* WHAT IS REQUIRED *
Can you write out the whole listing exactly?
___ INPUT ROWS ___
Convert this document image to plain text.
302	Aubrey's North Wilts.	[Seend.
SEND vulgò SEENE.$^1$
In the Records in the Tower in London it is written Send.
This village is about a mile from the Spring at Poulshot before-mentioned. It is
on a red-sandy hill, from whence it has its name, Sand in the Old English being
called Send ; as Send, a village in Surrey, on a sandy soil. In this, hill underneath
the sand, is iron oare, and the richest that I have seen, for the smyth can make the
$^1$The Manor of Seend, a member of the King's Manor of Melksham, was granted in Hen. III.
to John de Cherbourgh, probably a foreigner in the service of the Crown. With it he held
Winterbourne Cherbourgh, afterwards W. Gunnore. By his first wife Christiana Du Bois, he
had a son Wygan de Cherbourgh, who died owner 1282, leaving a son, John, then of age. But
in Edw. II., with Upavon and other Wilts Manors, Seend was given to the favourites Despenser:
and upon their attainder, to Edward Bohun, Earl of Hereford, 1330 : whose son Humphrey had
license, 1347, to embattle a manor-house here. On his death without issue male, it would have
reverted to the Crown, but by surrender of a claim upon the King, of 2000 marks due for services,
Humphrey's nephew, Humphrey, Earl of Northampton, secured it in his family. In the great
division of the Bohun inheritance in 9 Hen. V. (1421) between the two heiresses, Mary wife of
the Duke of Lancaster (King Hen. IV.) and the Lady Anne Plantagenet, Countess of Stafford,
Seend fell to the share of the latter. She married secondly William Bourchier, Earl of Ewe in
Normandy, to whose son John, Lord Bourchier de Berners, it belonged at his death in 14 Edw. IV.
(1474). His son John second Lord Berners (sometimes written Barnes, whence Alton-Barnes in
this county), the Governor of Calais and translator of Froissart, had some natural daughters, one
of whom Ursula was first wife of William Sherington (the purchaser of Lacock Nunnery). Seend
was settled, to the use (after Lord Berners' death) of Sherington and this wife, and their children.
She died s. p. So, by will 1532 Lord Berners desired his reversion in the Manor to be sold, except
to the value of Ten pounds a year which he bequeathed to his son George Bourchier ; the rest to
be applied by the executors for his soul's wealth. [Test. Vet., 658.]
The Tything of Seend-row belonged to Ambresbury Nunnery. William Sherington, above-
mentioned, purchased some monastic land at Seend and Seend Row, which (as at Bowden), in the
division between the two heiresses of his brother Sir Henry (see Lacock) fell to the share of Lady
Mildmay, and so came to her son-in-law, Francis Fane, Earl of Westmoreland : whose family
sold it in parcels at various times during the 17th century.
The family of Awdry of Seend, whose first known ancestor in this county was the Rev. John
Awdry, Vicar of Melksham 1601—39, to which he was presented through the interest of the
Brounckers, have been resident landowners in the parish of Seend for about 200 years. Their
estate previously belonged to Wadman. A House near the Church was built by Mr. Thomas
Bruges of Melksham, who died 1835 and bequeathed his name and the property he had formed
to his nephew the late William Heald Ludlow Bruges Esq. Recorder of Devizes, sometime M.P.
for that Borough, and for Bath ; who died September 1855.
___
* ANSWER *
Convert this document image to plain text.
302	Aubrey's North Wilts.	[Seend.
SEND vulgò SEENE.$^1$
In the Records in the Tower in London it is written Send.
This village is about a mile from the Spring at Poulshot before-mentioned. It is
on a red-sandy hill, from whence it has its name, Sand in the Old English being
called Send ; as Send, a village in Surrey, on a sandy soil. In this, hill underneath
the sand, is iron oare, and the richest that I have seen, for the smyth can make the
$^1$The Manor of Seend, a member of the King's Manor of Melksham, was granted in Hen. III.
to John de Cherbourgh, probably a foreigner in the service of the Crown. With it he held
Winterbourne Cherbourgh, afterwards W. Gunnore. By his first wife Christiana Du Bois, he
had a son Wygan de Cherbourgh, who died owner 1282, leaving a son, John, then of age. But
in Edw. II., with Upavon and other Wilts Manors, Seend was given to the favourites Despenser:
and upon their attainder, to Edward Bohun, Earl of Hereford, 1330 : whose son Humphrey had
license, 1347, to embattle a manor-house here. On his death without issue male, it would have
reverted to the Crown, but by surrender of a claim upon the King, of 2000 marks due for services,
Humphrey's nephew, Humphrey, Earl of Northampton, secured it in his family. In the great
division of the Bohun inheritance in 9 Hen. V. (1421) between the two heiresses, Mary wife of
the Duke of Lancaster (King Hen. IV.) and the Lady Anne Plantagenet, Countess of Stafford,
Seend fell to the share of the latter. She married secondly William Bourchier, Earl of Ewe in
Normandy, to whose son John, Lord Bourchier de Berners, it belonged at his death in 14 Edw. IV.
(1474). His son John second Lord Berners (sometimes written Barnes, whence Alton-Barnes in
this county), the Governor of Calais and translator of Froissart, had some natural daughters, one
of whom Ursula was first wife of William Sherington (the purchaser of Lacock Nunnery). Seend
was settled, to the use (after Lord Berners' death) of Sherington and this wife, and their children.
She died s. p. So, by will 1532 Lord Berners desired his reversion in the Manor to be sold, except
to the value of Ten pounds a year which he bequeathed to his son George Bourchier ; the rest to
be applied by the executors for his soul's wealth. [Test. Vet., 658.]
The Tything of Seend-row belonged to Ambresbury Nunnery. William Sherington, above-
mentioned, purchased some monastic land at Seend and Seend Row, which (as at Bowden), in the
division between the two heiresses of his brother Sir Henry (see Lacock) fell to the share of Lady
Mildmay, and so came to her son-in-law, Francis Fane, Earl of Westmoreland : whose family
sold it in parcels at various times during the 17th century.
The family of Awdry of Seend, whose first known ancestor in this county was the Rev. John
Awdry, Vicar of Melksham 1601—39, to which he was presented through the interest of the
Brounckers, have been resident landowners in the parish of Seend for about 200 years. Their
estate previously belonged to Wadman. A House near the Church was built by Mr. Thomas
Bruges of Melksham, who died 1835 and bequeathed his name and the property he had formed
to his nephew the late William Heald Ludlow Bruges Esq. Recorder of Devizes, sometime M.P.
for that Borough, and for Bath ; who died September 1855.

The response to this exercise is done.